> [Problem requirements] Copy out the complete listing, word for word.

> [Listed records]
↓
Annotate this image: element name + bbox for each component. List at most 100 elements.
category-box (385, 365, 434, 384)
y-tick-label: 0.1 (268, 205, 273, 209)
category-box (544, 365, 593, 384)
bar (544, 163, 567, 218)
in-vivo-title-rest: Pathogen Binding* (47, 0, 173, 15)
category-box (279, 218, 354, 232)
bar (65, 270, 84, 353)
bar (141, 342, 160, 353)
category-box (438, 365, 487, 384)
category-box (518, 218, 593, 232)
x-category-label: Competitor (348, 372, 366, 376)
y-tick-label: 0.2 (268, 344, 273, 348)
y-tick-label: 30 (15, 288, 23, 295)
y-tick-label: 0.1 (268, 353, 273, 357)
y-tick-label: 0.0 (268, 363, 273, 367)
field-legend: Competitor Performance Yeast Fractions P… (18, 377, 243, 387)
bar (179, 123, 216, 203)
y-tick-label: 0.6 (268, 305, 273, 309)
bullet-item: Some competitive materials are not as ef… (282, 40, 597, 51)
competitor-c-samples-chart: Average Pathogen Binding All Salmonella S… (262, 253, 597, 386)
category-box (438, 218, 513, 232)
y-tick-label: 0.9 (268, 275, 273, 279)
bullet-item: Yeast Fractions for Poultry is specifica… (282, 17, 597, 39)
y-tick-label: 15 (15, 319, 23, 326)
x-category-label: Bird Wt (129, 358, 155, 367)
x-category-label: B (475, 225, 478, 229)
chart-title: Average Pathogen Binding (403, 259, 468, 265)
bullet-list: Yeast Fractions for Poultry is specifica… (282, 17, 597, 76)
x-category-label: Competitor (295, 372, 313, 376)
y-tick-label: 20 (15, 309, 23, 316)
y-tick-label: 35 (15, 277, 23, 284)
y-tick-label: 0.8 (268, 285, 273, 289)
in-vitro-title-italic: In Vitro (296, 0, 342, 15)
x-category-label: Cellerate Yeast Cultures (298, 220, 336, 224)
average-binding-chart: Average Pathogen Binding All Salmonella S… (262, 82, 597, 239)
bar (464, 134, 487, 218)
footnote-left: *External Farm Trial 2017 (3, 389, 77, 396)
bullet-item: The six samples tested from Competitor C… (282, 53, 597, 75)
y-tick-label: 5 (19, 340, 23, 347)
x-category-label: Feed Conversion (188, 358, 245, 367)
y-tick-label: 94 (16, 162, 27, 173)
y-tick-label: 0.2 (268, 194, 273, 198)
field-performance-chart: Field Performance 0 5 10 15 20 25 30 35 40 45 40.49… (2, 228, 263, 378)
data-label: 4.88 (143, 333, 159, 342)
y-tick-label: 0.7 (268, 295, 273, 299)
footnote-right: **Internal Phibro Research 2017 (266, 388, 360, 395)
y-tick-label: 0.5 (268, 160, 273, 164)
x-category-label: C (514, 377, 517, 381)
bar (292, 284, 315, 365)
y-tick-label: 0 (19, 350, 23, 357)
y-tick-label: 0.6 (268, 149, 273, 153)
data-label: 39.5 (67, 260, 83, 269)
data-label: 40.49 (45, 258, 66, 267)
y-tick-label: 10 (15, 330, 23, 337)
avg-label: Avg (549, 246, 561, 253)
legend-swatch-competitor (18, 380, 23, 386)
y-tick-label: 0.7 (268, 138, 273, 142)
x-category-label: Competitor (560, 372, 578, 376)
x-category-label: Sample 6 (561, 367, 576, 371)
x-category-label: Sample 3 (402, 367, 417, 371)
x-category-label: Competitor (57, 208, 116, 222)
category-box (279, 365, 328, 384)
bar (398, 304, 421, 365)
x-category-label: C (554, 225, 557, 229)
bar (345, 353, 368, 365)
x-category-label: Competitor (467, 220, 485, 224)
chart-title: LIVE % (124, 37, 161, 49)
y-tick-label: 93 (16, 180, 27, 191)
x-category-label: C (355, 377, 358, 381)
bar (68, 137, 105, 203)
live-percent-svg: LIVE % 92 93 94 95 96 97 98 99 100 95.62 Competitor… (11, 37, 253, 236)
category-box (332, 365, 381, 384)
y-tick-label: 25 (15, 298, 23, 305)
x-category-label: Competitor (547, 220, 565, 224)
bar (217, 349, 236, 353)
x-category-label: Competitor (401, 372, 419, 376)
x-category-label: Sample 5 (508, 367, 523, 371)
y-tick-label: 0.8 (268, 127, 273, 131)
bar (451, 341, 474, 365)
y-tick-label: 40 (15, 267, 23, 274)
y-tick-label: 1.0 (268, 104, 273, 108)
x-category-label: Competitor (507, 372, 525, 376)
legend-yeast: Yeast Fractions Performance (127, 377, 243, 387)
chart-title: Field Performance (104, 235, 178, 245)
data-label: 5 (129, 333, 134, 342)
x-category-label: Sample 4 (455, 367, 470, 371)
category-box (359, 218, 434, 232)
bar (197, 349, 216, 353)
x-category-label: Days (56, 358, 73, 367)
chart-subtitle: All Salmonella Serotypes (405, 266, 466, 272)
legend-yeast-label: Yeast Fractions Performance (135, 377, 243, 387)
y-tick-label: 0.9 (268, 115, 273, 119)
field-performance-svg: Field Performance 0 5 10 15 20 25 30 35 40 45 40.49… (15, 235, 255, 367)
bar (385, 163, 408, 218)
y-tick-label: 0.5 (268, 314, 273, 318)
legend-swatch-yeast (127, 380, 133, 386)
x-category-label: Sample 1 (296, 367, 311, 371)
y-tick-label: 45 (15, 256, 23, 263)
↑
> [Written answer]
Annotate this image: element name + bbox for each component. List at most 100 elements.
category-box (385, 365, 434, 384)
y-tick-label: 0.1 (268, 205, 273, 209)
category-box (544, 365, 593, 384)
bar (544, 163, 567, 218)
in-vivo-title-rest: Pathogen Binding* (47, 0, 173, 15)
category-box (279, 218, 354, 232)
bar (65, 270, 84, 353)
bar (141, 342, 160, 353)
category-box (438, 365, 487, 384)
category-box (518, 218, 593, 232)
x-category-label: Competitor (348, 372, 366, 376)
y-tick-label: 0.2 (268, 344, 273, 348)
y-tick-label: 30 (15, 288, 23, 295)
y-tick-label: 0.1 (268, 353, 273, 357)
y-tick-label: 0.0 (268, 363, 273, 367)
field-legend: Competitor Performance Yeast Fractions P… (18, 377, 243, 387)
bar (179, 123, 216, 203)
y-tick-label: 0.6 (268, 305, 273, 309)
bullet-item: Some competitive materials are not as ef… (282, 40, 597, 51)
competitor-c-samples-chart: Average Pathogen Binding All Salmonella S… (262, 253, 597, 386)
category-box (438, 218, 513, 232)
y-tick-label: 0.9 (268, 275, 273, 279)
bullet-item: Yeast Fractions for Poultry is specifica… (282, 17, 597, 39)
y-tick-label: 15 (15, 319, 23, 326)
x-category-label: Bird Wt (129, 358, 155, 367)
x-category-label: B (475, 225, 478, 229)
chart-title: Average Pathogen Binding (403, 259, 468, 265)
bullet-list: Yeast Fractions for Poultry is specifica… (282, 17, 597, 76)
x-category-label: Competitor (295, 372, 313, 376)
y-tick-label: 20 (15, 309, 23, 316)
y-tick-label: 35 (15, 277, 23, 284)
y-tick-label: 0.8 (268, 285, 273, 289)
in-vitro-title-italic: In Vitro (296, 0, 342, 15)
x-category-label: Cellerate Yeast Cultures (298, 220, 336, 224)
average-binding-chart: Average Pathogen Binding All Salmonella S… (262, 82, 597, 239)
bar (464, 134, 487, 218)
footnote-left: *External Farm Trial 2017 (3, 389, 77, 396)
bullet-item: The six samples tested from Competitor C… (282, 53, 597, 75)
y-tick-label: 5 (19, 340, 23, 347)
x-category-label: Feed Conversion (188, 358, 245, 367)
y-tick-label: 94 (16, 162, 27, 173)
y-tick-label: 0.2 (268, 194, 273, 198)
field-performance-chart: Field Performance 0 5 10 15 20 25 30 35 40 45 40.49… (2, 228, 263, 378)
data-label: 4.88 (143, 333, 159, 342)
y-tick-label: 0.7 (268, 295, 273, 299)
footnote-right: **Internal Phibro Research 2017 (266, 388, 360, 395)
y-tick-label: 0.5 (268, 160, 273, 164)
x-category-label: C (514, 377, 517, 381)
bar (292, 284, 315, 365)
y-tick-label: 0 (19, 350, 23, 357)
y-tick-label: 0.6 (268, 149, 273, 153)
data-label: 39.5 (67, 260, 83, 269)
data-label: 40.49 (45, 258, 66, 267)
y-tick-label: 10 (15, 330, 23, 337)
avg-label: Avg (549, 246, 561, 253)
legend-swatch-competitor (18, 380, 23, 386)
y-tick-label: 0.7 (268, 138, 273, 142)
x-category-label: Competitor (560, 372, 578, 376)
x-category-label: Sample 6 (561, 367, 576, 371)
x-category-label: Sample 3 (402, 367, 417, 371)
x-category-label: Competitor (57, 208, 116, 222)
category-box (279, 365, 328, 384)
bar (398, 304, 421, 365)
x-category-label: C (554, 225, 557, 229)
bar (345, 353, 368, 365)
x-category-label: Competitor (467, 220, 485, 224)
chart-title: LIVE % (124, 37, 161, 49)
y-tick-label: 93 (16, 180, 27, 191)
x-category-label: C (355, 377, 358, 381)
bar (68, 137, 105, 203)
live-percent-svg: LIVE % 92 93 94 95 96 97 98 99 100 95.62 Competitor… (11, 37, 253, 236)
category-box (332, 365, 381, 384)
y-tick-label: 25 (15, 298, 23, 305)
x-category-label: Competitor (547, 220, 565, 224)
bar (217, 349, 236, 353)
x-category-label: Competitor (401, 372, 419, 376)
x-category-label: Sample 5 (508, 367, 523, 371)
y-tick-label: 0.8 (268, 127, 273, 131)
bar (451, 341, 474, 365)
y-tick-label: 40 (15, 267, 23, 274)
y-tick-label: 1.0 (268, 104, 273, 108)
x-category-label: Competitor (507, 372, 525, 376)
legend-yeast: Yeast Fractions Performance (127, 377, 243, 387)
chart-title: Field Performance (104, 235, 178, 245)
data-label: 5 (129, 333, 134, 342)
x-category-label: Sample 4 (455, 367, 470, 371)
category-box (359, 218, 434, 232)
bar (197, 349, 216, 353)
x-category-label: Days (56, 358, 73, 367)
chart-subtitle: All Salmonella Serotypes (405, 266, 466, 272)
legend-yeast-label: Yeast Fractions Performance (135, 377, 243, 387)
y-tick-label: 0.9 (268, 115, 273, 119)
field-performance-svg: Field Performance 0 5 10 15 20 25 30 35 40 45 40.49… (15, 235, 255, 367)
bar (385, 163, 408, 218)
y-tick-label: 0.5 (268, 314, 273, 318)
legend-swatch-yeast (127, 380, 133, 386)
x-category-label: Sample 1 (296, 367, 311, 371)
y-tick-label: 45 (15, 256, 23, 263)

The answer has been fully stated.